**What the task asks**
Look for the string "ylabel" in the lines and copy each line that has it.

* start *

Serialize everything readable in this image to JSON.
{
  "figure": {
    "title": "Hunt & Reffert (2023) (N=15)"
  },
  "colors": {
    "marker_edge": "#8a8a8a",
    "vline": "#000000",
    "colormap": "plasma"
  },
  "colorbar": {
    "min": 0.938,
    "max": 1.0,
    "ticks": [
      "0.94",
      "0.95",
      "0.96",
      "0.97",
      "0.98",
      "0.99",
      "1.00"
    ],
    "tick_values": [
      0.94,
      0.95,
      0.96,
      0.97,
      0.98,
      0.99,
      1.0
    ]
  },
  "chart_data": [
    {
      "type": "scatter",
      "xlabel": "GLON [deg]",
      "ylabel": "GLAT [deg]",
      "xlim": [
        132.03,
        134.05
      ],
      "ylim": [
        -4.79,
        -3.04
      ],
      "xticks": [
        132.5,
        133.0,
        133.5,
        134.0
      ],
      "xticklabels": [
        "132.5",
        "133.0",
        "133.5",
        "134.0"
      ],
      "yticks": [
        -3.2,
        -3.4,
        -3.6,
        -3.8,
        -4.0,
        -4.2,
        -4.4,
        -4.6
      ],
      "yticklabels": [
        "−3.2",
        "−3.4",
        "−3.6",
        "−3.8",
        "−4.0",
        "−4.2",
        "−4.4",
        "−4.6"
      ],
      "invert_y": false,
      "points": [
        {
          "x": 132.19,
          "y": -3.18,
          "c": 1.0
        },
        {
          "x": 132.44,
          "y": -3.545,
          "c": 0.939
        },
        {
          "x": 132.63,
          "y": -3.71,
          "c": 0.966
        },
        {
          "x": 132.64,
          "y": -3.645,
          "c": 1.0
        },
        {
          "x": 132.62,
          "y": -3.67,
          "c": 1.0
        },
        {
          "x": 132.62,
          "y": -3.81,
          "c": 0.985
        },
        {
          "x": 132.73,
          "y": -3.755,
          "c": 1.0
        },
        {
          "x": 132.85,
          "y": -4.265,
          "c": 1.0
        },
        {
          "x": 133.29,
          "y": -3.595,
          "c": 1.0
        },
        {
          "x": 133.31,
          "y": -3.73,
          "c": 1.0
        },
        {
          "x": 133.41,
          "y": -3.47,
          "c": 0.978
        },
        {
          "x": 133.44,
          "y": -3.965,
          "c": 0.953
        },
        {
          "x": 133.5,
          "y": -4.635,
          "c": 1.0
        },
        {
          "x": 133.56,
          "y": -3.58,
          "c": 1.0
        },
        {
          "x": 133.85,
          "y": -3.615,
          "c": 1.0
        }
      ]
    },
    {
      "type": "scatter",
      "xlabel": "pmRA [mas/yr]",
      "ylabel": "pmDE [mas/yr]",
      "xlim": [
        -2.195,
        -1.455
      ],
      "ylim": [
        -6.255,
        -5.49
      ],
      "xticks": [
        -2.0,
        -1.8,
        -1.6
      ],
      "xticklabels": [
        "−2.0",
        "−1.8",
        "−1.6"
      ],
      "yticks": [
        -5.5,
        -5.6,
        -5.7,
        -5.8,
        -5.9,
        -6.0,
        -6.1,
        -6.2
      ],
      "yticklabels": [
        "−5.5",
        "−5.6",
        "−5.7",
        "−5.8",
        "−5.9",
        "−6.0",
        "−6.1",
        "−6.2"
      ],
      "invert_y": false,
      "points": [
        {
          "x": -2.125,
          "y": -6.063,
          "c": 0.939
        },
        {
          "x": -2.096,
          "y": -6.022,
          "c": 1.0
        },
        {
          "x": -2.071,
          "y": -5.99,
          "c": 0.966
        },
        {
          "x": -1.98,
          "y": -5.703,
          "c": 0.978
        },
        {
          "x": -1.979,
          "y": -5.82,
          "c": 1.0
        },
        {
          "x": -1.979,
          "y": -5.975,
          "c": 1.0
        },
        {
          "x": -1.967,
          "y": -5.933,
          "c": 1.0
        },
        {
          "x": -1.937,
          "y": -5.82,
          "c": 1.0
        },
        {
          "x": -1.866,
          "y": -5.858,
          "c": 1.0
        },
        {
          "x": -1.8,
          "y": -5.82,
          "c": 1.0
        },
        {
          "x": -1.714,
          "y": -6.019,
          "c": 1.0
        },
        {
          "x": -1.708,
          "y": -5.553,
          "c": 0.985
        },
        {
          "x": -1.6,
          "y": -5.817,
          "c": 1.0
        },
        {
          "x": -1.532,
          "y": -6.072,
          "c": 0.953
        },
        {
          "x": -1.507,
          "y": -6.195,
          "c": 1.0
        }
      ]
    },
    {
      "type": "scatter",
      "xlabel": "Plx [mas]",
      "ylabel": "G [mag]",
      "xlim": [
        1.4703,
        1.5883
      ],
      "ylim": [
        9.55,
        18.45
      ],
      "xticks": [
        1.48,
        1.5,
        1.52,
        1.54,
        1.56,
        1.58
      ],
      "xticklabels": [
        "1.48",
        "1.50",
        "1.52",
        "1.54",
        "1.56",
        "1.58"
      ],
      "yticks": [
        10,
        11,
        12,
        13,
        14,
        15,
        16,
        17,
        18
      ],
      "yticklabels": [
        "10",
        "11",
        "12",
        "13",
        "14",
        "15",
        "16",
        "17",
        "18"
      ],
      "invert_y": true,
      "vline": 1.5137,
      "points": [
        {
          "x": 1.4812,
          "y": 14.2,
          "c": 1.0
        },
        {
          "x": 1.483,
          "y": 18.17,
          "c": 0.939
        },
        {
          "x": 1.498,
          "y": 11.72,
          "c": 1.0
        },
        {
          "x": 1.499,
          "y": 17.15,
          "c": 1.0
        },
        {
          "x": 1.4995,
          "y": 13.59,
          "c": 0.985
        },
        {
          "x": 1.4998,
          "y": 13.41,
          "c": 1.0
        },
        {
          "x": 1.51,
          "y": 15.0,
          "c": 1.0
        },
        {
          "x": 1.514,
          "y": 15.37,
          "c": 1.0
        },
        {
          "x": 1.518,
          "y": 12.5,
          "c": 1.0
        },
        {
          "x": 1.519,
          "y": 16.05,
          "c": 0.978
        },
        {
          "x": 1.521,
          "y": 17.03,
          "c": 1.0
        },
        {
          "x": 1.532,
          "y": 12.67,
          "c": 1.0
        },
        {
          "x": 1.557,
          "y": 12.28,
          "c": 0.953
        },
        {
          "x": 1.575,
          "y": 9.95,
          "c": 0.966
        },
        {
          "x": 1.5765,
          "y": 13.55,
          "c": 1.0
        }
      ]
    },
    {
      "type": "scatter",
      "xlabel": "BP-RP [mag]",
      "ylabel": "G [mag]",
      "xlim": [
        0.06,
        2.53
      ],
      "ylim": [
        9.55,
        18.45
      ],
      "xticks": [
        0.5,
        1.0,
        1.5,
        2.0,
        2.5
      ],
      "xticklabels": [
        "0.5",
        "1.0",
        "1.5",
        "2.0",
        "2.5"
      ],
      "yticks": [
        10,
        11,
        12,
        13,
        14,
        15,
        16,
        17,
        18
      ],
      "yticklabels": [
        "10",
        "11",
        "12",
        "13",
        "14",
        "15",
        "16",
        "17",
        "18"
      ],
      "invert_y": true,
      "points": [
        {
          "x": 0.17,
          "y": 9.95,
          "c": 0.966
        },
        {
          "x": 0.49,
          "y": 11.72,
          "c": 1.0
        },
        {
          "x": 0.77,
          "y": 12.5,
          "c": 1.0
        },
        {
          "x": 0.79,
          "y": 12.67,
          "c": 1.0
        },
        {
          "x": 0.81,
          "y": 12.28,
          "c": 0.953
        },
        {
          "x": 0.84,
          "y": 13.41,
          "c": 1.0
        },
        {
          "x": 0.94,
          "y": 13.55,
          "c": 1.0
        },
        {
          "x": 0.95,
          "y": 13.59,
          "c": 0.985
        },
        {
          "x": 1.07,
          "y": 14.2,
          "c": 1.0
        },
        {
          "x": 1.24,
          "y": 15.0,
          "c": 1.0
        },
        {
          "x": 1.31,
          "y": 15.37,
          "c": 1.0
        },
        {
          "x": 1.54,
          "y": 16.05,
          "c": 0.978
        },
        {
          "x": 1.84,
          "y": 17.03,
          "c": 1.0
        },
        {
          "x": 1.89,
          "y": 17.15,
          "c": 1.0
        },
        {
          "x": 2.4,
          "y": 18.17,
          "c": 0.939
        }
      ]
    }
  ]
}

* end *

**Result of this exercise**
      "ylabel": "GLAT [deg]",
      "ylabel": "pmDE [mas/yr]",
      "ylabel": "G [mag]",
      "ylabel": "G [mag]",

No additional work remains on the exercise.